(Saved data entries)
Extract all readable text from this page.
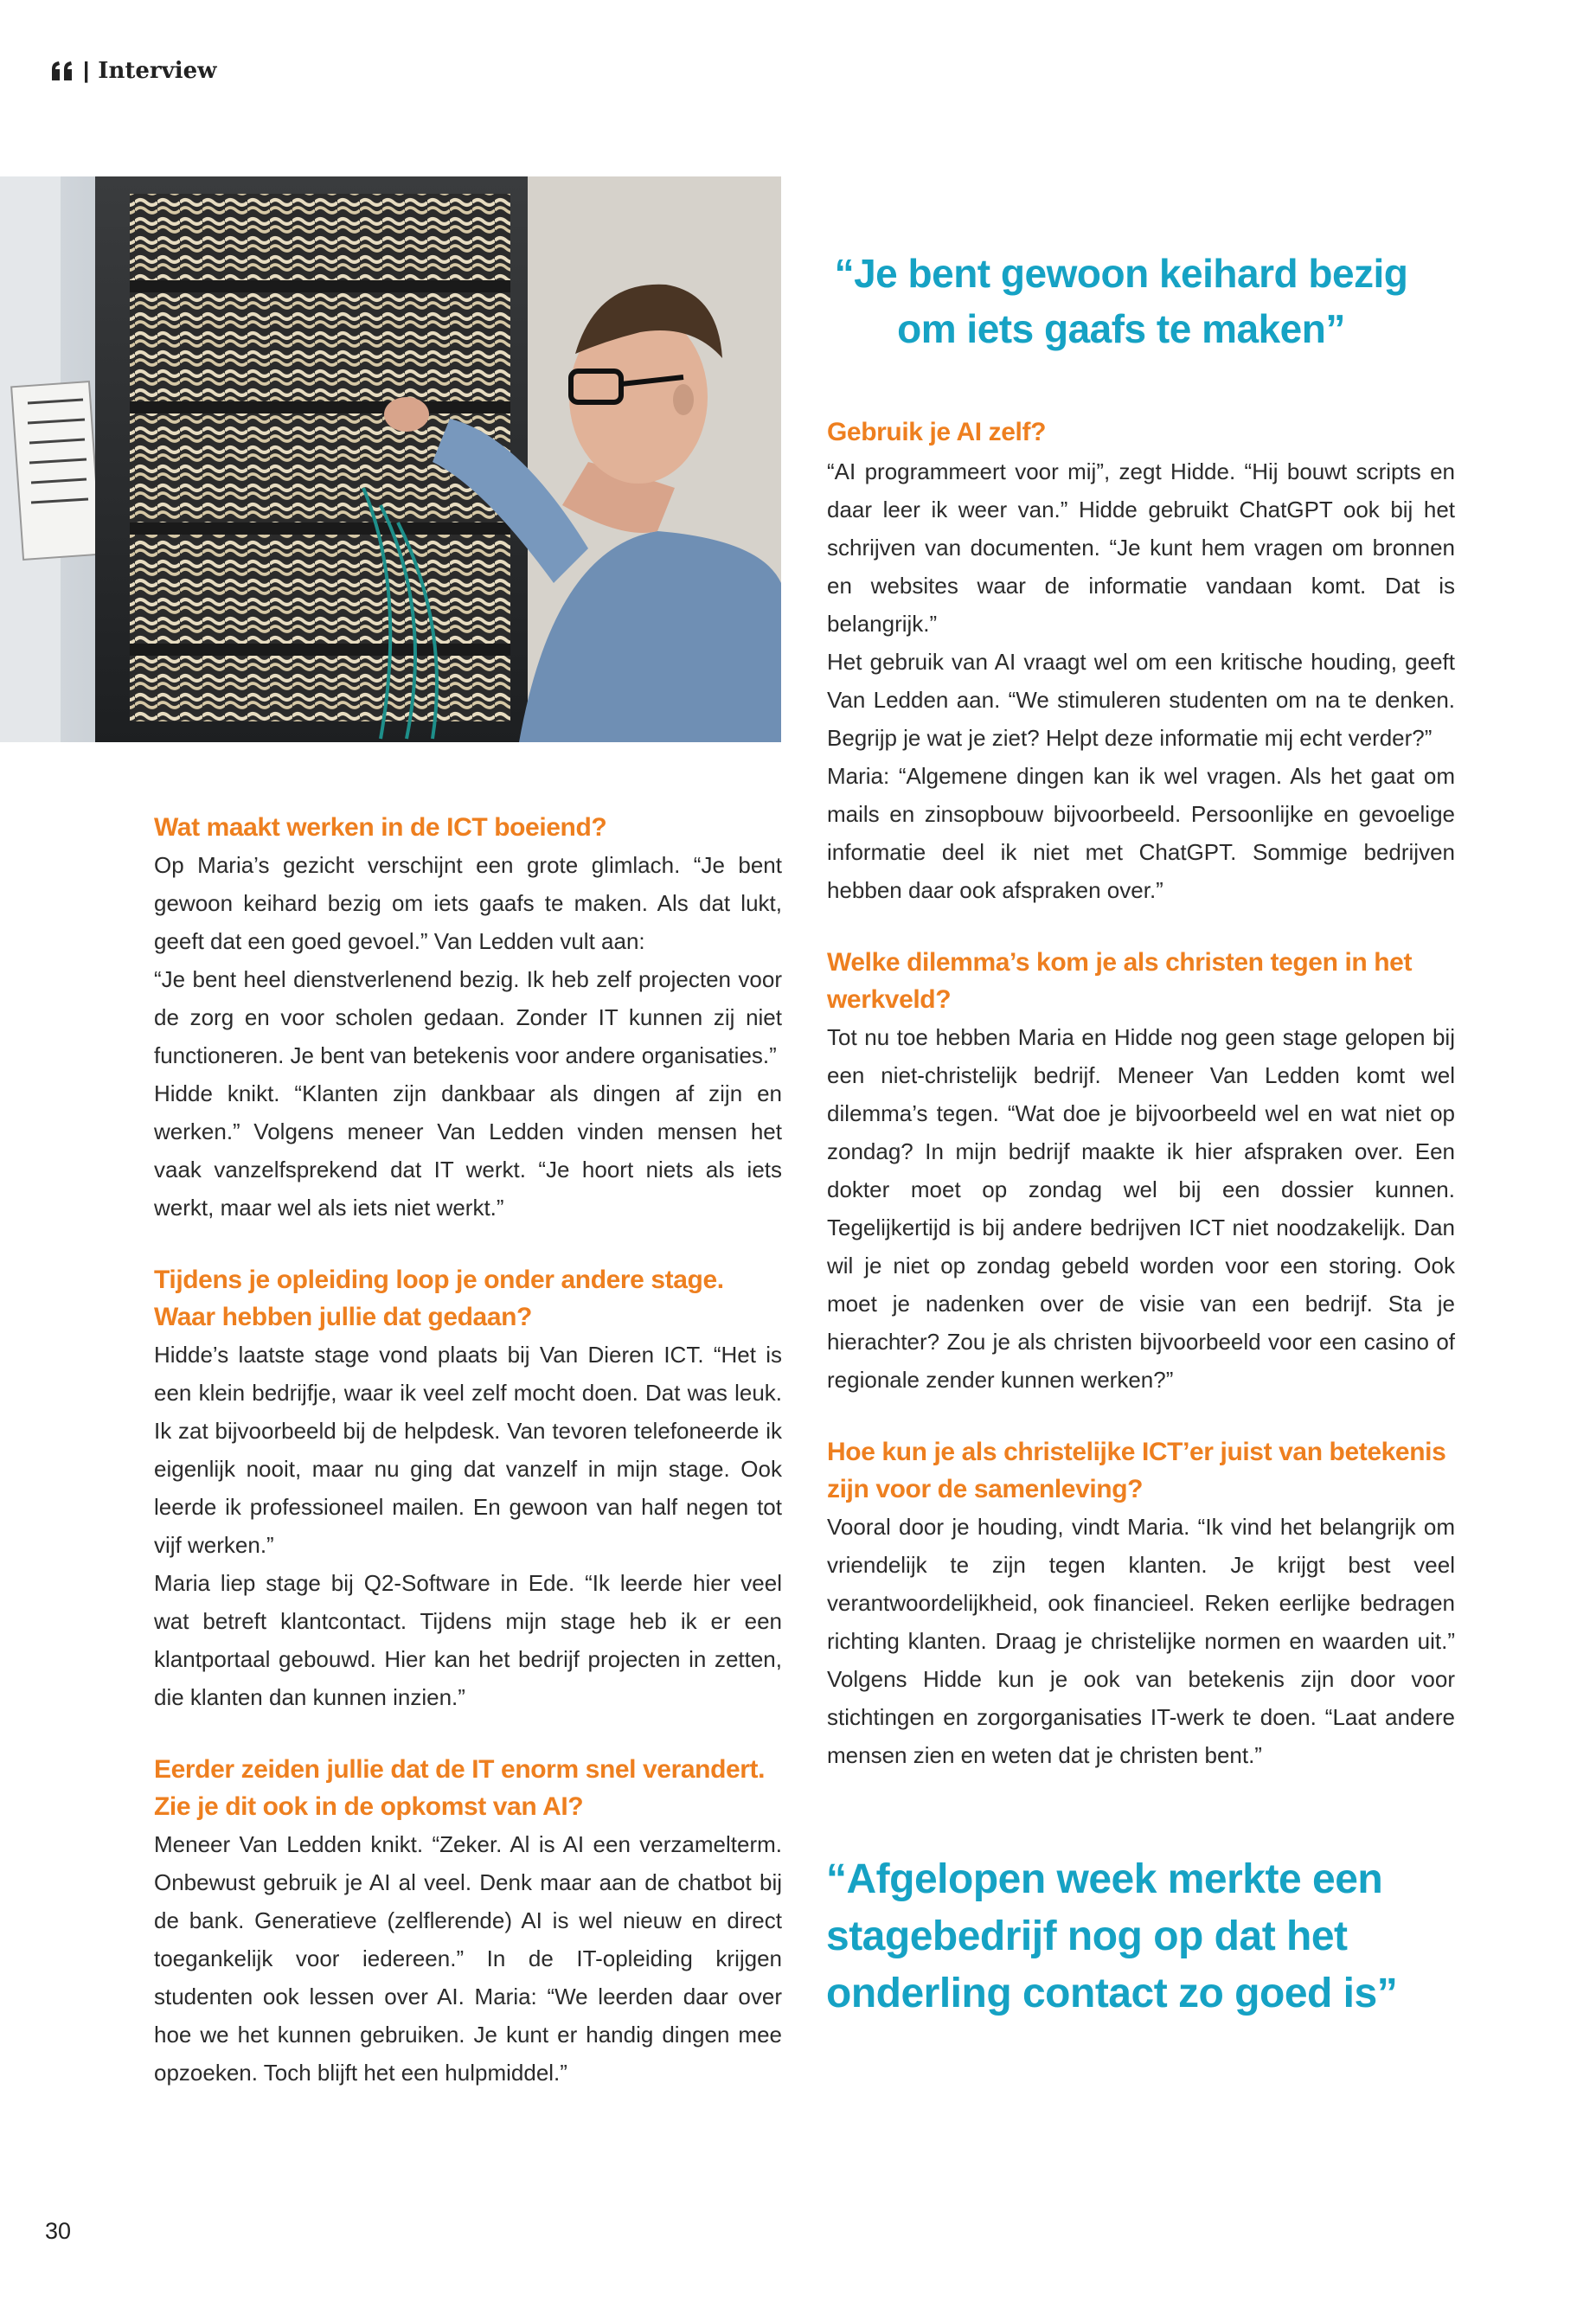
| Interview
“Je bent gewoon keihard bezig om iets gaafs te maken”
Wat maakt werken in de ICT boeiend?

Op Maria’s gezicht verschijnt een grote glimlach. “Je bent gewoon keihard bezig om iets gaafs te maken. Als dat lukt, geeft dat een goed gevoel.” Van Ledden vult aan:

“Je bent heel dienstverlenend bezig. Ik heb zelf projecten voor de zorg en voor scholen gedaan. Zonder IT kunnen zij niet functioneren. Je bent van betekenis voor andere organisaties.”

Hidde knikt. “Klanten zijn dankbaar als dingen af zijn en werken.” Volgens meneer Van Ledden vinden mensen het vaak vanzelfsprekend dat IT werkt. “Je hoort niets als iets werkt, maar wel als iets niet werkt.”

Tijdens je opleiding loop je onder andere stage. Waar hebben jullie dat gedaan?

Hidde’s laatste stage vond plaats bij Van Dieren ICT. “Het is een klein bedrijfje, waar ik veel zelf mocht doen. Dat was leuk. Ik zat bijvoorbeeld bij de helpdesk. Van tevoren telefoneerde ik eigenlijk nooit, maar nu ging dat vanzelf in mijn stage. Ook leerde ik professioneel mailen. En gewoon van half negen tot vijf werken.”

Maria liep stage bij Q2-Software in Ede. “Ik leerde hier veel wat betreft klantcontact. Tijdens mijn stage heb ik er een klantportaal gebouwd. Hier kan het bedrijf projecten in zetten, die klanten dan kunnen inzien.”

Eerder zeiden jullie dat de IT enorm snel verandert. Zie je dit ook in de opkomst van AI?

Meneer Van Ledden knikt. “Zeker. Al is AI een verzamelterm. Onbewust gebruik je AI al veel. Denk maar aan de chatbot bij de bank. Generatieve (zelflerende) AI is wel nieuw en direct toegankelijk voor iedereen.” In de IT-opleiding krijgen studenten ook lessen over AI. Maria: “We leerden daar over hoe we het kunnen gebruiken. Je kunt er handig dingen mee opzoeken. Toch blijft het een hulpmiddel.”

Gebruik je AI zelf?

“AI programmeert voor mij”, zegt Hidde. “Hij bouwt scripts en daar leer ik weer van.” Hidde gebruikt ChatGPT ook bij het schrijven van documenten. “Je kunt hem vragen om bronnen en websites waar de informatie vandaan komt. Dat is belangrijk.”

Het gebruik van AI vraagt wel om een kritische houding, geeft Van Ledden aan. “We stimuleren studenten om na te denken. Begrijp je wat je ziet? Helpt deze informatie mij echt verder?”

Maria: “Algemene dingen kan ik wel vragen. Als het gaat om mails en zinsopbouw bijvoorbeeld. Persoonlijke en gevoelige informatie deel ik niet met ChatGPT. Sommige bedrijven hebben daar ook afspraken over.”

Welke dilemma’s kom je als christen tegen in het werkveld?

Tot nu toe hebben Maria en Hidde nog geen stage gelopen bij een niet-christelijk bedrijf. Meneer Van Ledden komt wel dilemma’s tegen. “Wat doe je bijvoorbeeld wel en wat niet op zondag? In mijn bedrijf maakte ik hier afspraken over. Een dokter moet op zondag wel bij een dossier kunnen. Tegelijkertijd is bij andere bedrijven ICT niet noodzakelijk. Dan wil je niet op zondag gebeld worden voor een storing. Ook moet je nadenken over de visie van een bedrijf. Sta je hierachter? Zou je als christen bijvoorbeeld voor een casino of regionale zender kunnen werken?”

Hoe kun je als christelijke ICT’er juist van betekenis zijn voor de samenleving?

Vooral door je houding, vindt Maria. “Ik vind het belangrijk om vriendelijk te zijn tegen klanten. Je krijgt best veel verantwoordelijkheid, ook financieel. Reken eerlijke bedragen richting klanten. Draag je christelijke normen en waarden uit.” Volgens Hidde kun je ook van betekenis zijn door voor stichtingen en zorgorganisaties IT-werk te doen. “Laat andere mensen zien en weten dat je christen bent.”

“Afgelopen week merkte een stagebedrijf nog op dat het onderling contact zo goed is”
30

* [EXERCISE PROMPT] Please write out all the data again word for word, but not the pictures.

* [ANSWER TO THE PROBLEM]
Extract all readable text from this page.
| Interview
“Je bent gewoon keihard bezig om iets gaafs te maken”
Wat maakt werken in de ICT boeiend?

Op Maria’s gezicht verschijnt een grote glimlach. “Je bent gewoon keihard bezig om iets gaafs te maken. Als dat lukt, geeft dat een goed gevoel.” Van Ledden vult aan:

“Je bent heel dienstverlenend bezig. Ik heb zelf projecten voor de zorg en voor scholen gedaan. Zonder IT kunnen zij niet functioneren. Je bent van betekenis voor andere organisaties.”

Hidde knikt. “Klanten zijn dankbaar als dingen af zijn en werken.” Volgens meneer Van Ledden vinden mensen het vaak vanzelfsprekend dat IT werkt. “Je hoort niets als iets werkt, maar wel als iets niet werkt.”

Tijdens je opleiding loop je onder andere stage. Waar hebben jullie dat gedaan?

Hidde’s laatste stage vond plaats bij Van Dieren ICT. “Het is een klein bedrijfje, waar ik veel zelf mocht doen. Dat was leuk. Ik zat bijvoorbeeld bij de helpdesk. Van tevoren telefoneerde ik eigenlijk nooit, maar nu ging dat vanzelf in mijn stage. Ook leerde ik professioneel mailen. En gewoon van half negen tot vijf werken.”

Maria liep stage bij Q2-Software in Ede. “Ik leerde hier veel wat betreft klantcontact. Tijdens mijn stage heb ik er een klantportaal gebouwd. Hier kan het bedrijf projecten in zetten, die klanten dan kunnen inzien.”

Eerder zeiden jullie dat de IT enorm snel verandert. Zie je dit ook in de opkomst van AI?

Meneer Van Ledden knikt. “Zeker. Al is AI een verzamelterm. Onbewust gebruik je AI al veel. Denk maar aan de chatbot bij de bank. Generatieve (zelflerende) AI is wel nieuw en direct toegankelijk voor iedereen.” In de IT-opleiding krijgen studenten ook lessen over AI. Maria: “We leerden daar over hoe we het kunnen gebruiken. Je kunt er handig dingen mee opzoeken. Toch blijft het een hulpmiddel.”

Gebruik je AI zelf?

“AI programmeert voor mij”, zegt Hidde. “Hij bouwt scripts en daar leer ik weer van.” Hidde gebruikt ChatGPT ook bij het schrijven van documenten. “Je kunt hem vragen om bronnen en websites waar de informatie vandaan komt. Dat is belangrijk.”

Het gebruik van AI vraagt wel om een kritische houding, geeft Van Ledden aan. “We stimuleren studenten om na te denken. Begrijp je wat je ziet? Helpt deze informatie mij echt verder?”

Maria: “Algemene dingen kan ik wel vragen. Als het gaat om mails en zinsopbouw bijvoorbeeld. Persoonlijke en gevoelige informatie deel ik niet met ChatGPT. Sommige bedrijven hebben daar ook afspraken over.”

Welke dilemma’s kom je als christen tegen in het werkveld?

Tot nu toe hebben Maria en Hidde nog geen stage gelopen bij een niet-christelijk bedrijf. Meneer Van Ledden komt wel dilemma’s tegen. “Wat doe je bijvoorbeeld wel en wat niet op zondag? In mijn bedrijf maakte ik hier afspraken over. Een dokter moet op zondag wel bij een dossier kunnen. Tegelijkertijd is bij andere bedrijven ICT niet noodzakelijk. Dan wil je niet op zondag gebeld worden voor een storing. Ook moet je nadenken over de visie van een bedrijf. Sta je hierachter? Zou je als christen bijvoorbeeld voor een casino of regionale zender kunnen werken?”

Hoe kun je als christelijke ICT’er juist van betekenis zijn voor de samenleving?

Vooral door je houding, vindt Maria. “Ik vind het belangrijk om vriendelijk te zijn tegen klanten. Je krijgt best veel verantwoordelijkheid, ook financieel. Reken eerlijke bedragen richting klanten. Draag je christelijke normen en waarden uit.” Volgens Hidde kun je ook van betekenis zijn door voor stichtingen en zorgorganisaties IT-werk te doen. “Laat andere mensen zien en weten dat je christen bent.”

“Afgelopen week merkte een stagebedrijf nog op dat het onderling contact zo goed is”
30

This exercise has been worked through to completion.